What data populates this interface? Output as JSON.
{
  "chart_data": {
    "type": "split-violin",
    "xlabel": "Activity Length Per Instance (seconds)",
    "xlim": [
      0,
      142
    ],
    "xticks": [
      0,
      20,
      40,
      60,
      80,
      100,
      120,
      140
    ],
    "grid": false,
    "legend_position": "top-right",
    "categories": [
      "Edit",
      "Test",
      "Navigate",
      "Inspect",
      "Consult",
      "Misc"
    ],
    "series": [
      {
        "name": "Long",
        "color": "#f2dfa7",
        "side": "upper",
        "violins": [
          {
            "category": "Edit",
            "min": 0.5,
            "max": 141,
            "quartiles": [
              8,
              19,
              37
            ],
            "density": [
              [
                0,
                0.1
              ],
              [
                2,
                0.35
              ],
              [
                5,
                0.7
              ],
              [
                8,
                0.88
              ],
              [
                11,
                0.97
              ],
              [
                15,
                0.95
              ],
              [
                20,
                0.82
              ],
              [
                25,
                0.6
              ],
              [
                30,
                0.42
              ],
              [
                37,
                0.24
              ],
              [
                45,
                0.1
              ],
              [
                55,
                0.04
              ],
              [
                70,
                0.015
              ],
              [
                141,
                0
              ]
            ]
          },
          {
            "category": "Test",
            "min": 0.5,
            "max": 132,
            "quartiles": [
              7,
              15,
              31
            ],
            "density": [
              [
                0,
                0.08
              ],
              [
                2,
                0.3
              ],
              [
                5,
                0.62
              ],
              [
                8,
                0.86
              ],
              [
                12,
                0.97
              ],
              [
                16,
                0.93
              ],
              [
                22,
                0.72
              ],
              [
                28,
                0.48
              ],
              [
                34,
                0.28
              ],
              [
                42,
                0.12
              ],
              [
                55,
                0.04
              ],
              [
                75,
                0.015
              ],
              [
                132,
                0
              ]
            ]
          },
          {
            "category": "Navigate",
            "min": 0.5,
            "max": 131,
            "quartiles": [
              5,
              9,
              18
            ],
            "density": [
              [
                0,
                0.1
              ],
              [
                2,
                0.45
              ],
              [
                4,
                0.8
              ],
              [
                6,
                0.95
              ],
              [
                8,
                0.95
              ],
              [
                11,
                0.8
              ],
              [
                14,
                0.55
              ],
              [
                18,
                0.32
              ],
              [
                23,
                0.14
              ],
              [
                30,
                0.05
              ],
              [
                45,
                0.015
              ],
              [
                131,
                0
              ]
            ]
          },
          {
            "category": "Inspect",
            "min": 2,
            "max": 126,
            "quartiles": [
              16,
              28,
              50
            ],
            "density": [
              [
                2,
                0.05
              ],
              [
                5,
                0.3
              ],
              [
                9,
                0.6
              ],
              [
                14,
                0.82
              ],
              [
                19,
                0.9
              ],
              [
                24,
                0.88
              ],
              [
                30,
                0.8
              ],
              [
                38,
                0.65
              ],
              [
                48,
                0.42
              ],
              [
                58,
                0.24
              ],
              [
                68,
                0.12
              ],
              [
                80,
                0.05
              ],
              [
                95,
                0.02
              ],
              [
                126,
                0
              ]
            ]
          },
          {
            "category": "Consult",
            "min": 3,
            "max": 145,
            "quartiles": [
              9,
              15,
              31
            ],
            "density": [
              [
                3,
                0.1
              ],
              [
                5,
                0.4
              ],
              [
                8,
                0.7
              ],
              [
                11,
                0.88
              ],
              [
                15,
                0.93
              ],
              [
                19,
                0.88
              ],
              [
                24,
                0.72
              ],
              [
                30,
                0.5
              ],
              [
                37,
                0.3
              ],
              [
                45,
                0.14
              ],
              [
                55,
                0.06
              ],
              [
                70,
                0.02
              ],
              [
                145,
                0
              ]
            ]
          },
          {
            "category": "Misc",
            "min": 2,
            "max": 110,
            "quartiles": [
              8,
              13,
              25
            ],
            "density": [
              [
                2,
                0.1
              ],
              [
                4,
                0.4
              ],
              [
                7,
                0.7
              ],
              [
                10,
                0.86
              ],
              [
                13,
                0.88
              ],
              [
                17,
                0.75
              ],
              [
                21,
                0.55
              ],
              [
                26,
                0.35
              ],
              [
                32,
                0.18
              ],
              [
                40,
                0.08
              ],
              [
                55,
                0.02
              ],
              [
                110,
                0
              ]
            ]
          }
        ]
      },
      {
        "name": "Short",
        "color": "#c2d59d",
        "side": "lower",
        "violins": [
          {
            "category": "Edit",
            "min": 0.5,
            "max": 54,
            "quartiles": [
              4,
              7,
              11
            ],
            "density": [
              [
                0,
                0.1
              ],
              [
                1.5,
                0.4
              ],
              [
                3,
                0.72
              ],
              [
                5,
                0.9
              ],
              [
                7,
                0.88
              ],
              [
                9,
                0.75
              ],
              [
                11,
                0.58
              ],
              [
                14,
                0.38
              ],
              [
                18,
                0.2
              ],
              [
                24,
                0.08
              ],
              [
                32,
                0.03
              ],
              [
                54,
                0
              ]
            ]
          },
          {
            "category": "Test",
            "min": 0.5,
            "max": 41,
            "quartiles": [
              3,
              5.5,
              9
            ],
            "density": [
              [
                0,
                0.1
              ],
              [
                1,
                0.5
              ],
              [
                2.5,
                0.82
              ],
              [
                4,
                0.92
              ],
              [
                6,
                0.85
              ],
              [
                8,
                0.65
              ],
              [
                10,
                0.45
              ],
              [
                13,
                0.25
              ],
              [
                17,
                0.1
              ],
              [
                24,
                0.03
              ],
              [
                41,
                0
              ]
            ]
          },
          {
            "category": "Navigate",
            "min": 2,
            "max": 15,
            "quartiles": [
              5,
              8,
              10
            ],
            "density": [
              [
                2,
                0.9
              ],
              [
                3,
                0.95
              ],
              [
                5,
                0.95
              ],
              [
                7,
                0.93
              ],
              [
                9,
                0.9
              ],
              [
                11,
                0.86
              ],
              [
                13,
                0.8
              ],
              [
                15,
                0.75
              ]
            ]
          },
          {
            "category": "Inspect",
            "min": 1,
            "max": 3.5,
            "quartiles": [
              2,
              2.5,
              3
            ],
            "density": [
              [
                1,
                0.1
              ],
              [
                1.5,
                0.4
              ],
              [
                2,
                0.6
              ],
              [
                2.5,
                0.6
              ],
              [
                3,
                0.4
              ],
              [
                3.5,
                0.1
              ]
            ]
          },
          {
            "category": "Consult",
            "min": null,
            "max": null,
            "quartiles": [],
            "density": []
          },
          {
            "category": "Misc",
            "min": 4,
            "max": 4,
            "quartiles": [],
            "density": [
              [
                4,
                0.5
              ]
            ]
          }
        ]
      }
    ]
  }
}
______
REQUEST: Reproduce the material verbatim, line by line.

SOLVED EXERCISE:
What data populates this interface? Output as JSON.
{
  "chart_data": {
    "type": "split-violin",
    "xlabel": "Activity Length Per Instance (seconds)",
    "xlim": [
      0,
      142
    ],
    "xticks": [
      0,
      20,
      40,
      60,
      80,
      100,
      120,
      140
    ],
    "grid": false,
    "legend_position": "top-right",
    "categories": [
      "Edit",
      "Test",
      "Navigate",
      "Inspect",
      "Consult",
      "Misc"
    ],
    "series": [
      {
        "name": "Long",
        "color": "#f2dfa7",
        "side": "upper",
        "violins": [
          {
            "category": "Edit",
            "min": 0.5,
            "max": 141,
            "quartiles": [
              8,
              19,
              37
            ],
            "density": [
              [
                0,
                0.1
              ],
              [
                2,
                0.35
              ],
              [
                5,
                0.7
              ],
              [
                8,
                0.88
              ],
              [
                11,
                0.97
              ],
              [
                15,
                0.95
              ],
              [
                20,
                0.82
              ],
              [
                25,
                0.6
              ],
              [
                30,
                0.42
              ],
              [
                37,
                0.24
              ],
              [
                45,
                0.1
              ],
              [
                55,
                0.04
              ],
              [
                70,
                0.015
              ],
              [
                141,
                0
              ]
            ]
          },
          {
            "category": "Test",
            "min": 0.5,
            "max": 132,
            "quartiles": [
              7,
              15,
              31
            ],
            "density": [
              [
                0,
                0.08
              ],
              [
                2,
                0.3
              ],
              [
                5,
                0.62
              ],
              [
                8,
                0.86
              ],
              [
                12,
                0.97
              ],
              [
                16,
                0.93
              ],
              [
                22,
                0.72
              ],
              [
                28,
                0.48
              ],
              [
                34,
                0.28
              ],
              [
                42,
                0.12
              ],
              [
                55,
                0.04
              ],
              [
                75,
                0.015
              ],
              [
                132,
                0
              ]
            ]
          },
          {
            "category": "Navigate",
            "min": 0.5,
            "max": 131,
            "quartiles": [
              5,
              9,
              18
            ],
            "density": [
              [
                0,
                0.1
              ],
              [
                2,
                0.45
              ],
              [
                4,
                0.8
              ],
              [
                6,
                0.95
              ],
              [
                8,
                0.95
              ],
              [
                11,
                0.8
              ],
              [
                14,
                0.55
              ],
              [
                18,
                0.32
              ],
              [
                23,
                0.14
              ],
              [
                30,
                0.05
              ],
              [
                45,
                0.015
              ],
              [
                131,
                0
              ]
            ]
          },
          {
            "category": "Inspect",
            "min": 2,
            "max": 126,
            "quartiles": [
              16,
              28,
              50
            ],
            "density": [
              [
                2,
                0.05
              ],
              [
                5,
                0.3
              ],
              [
                9,
                0.6
              ],
              [
                14,
                0.82
              ],
              [
                19,
                0.9
              ],
              [
                24,
                0.88
              ],
              [
                30,
                0.8
              ],
              [
                38,
                0.65
              ],
              [
                48,
                0.42
              ],
              [
                58,
                0.24
              ],
              [
                68,
                0.12
              ],
              [
                80,
                0.05
              ],
              [
                95,
                0.02
              ],
              [
                126,
                0
              ]
            ]
          },
          {
            "category": "Consult",
            "min": 3,
            "max": 145,
            "quartiles": [
              9,
              15,
              31
            ],
            "density": [
              [
                3,
                0.1
              ],
              [
                5,
                0.4
              ],
              [
                8,
                0.7
              ],
              [
                11,
                0.88
              ],
              [
                15,
                0.93
              ],
              [
                19,
                0.88
              ],
              [
                24,
                0.72
              ],
              [
                30,
                0.5
              ],
              [
                37,
                0.3
              ],
              [
                45,
                0.14
              ],
              [
                55,
                0.06
              ],
              [
                70,
                0.02
              ],
              [
                145,
                0
              ]
            ]
          },
          {
            "category": "Misc",
            "min": 2,
            "max": 110,
            "quartiles": [
              8,
              13,
              25
            ],
            "density": [
              [
                2,
                0.1
              ],
              [
                4,
                0.4
              ],
              [
                7,
                0.7
              ],
              [
                10,
                0.86
              ],
              [
                13,
                0.88
              ],
              [
                17,
                0.75
              ],
              [
                21,
                0.55
              ],
              [
                26,
                0.35
              ],
              [
                32,
                0.18
              ],
              [
                40,
                0.08
              ],
              [
                55,
                0.02
              ],
              [
                110,
                0
              ]
            ]
          }
        ]
      },
      {
        "name": "Short",
        "color": "#c2d59d",
        "side": "lower",
        "violins": [
          {
            "category": "Edit",
            "min": 0.5,
            "max": 54,
            "quartiles": [
              4,
              7,
              11
            ],
            "density": [
              [
                0,
                0.1
              ],
              [
                1.5,
                0.4
              ],
              [
                3,
                0.72
              ],
              [
                5,
                0.9
              ],
              [
                7,
                0.88
              ],
              [
                9,
                0.75
              ],
              [
                11,
                0.58
              ],
              [
                14,
                0.38
              ],
              [
                18,
                0.2
              ],
              [
                24,
                0.08
              ],
              [
                32,
                0.03
              ],
              [
                54,
                0
              ]
            ]
          },
          {
            "category": "Test",
            "min": 0.5,
            "max": 41,
            "quartiles": [
              3,
              5.5,
              9
            ],
            "density": [
              [
                0,
                0.1
              ],
              [
                1,
                0.5
              ],
              [
                2.5,
                0.82
              ],
              [
                4,
                0.92
              ],
              [
                6,
                0.85
              ],
              [
                8,
                0.65
              ],
              [
                10,
                0.45
              ],
              [
                13,
                0.25
              ],
              [
                17,
                0.1
              ],
              [
                24,
                0.03
              ],
              [
                41,
                0
              ]
            ]
          },
          {
            "category": "Navigate",
            "min": 2,
            "max": 15,
            "quartiles": [
              5,
              8,
              10
            ],
            "density": [
              [
                2,
                0.9
              ],
              [
                3,
                0.95
              ],
              [
                5,
                0.95
              ],
              [
                7,
                0.93
              ],
              [
                9,
                0.9
              ],
              [
                11,
                0.86
              ],
              [
                13,
                0.8
              ],
              [
                15,
                0.75
              ]
            ]
          },
          {
            "category": "Inspect",
            "min": 1,
            "max": 3.5,
            "quartiles": [
              2,
              2.5,
              3
            ],
            "density": [
              [
                1,
                0.1
              ],
              [
                1.5,
                0.4
              ],
              [
                2,
                0.6
              ],
              [
                2.5,
                0.6
              ],
              [
                3,
                0.4
              ],
              [
                3.5,
                0.1
              ]
            ]
          },
          {
            "category": "Consult",
            "min": null,
            "max": null,
            "quartiles": [],
            "density": []
          },
          {
            "category": "Misc",
            "min": 4,
            "max": 4,
            "quartiles": [],
            "density": [
              [
                4,
                0.5
              ]
            ]
          }
        ]
      }
    ]
  }
}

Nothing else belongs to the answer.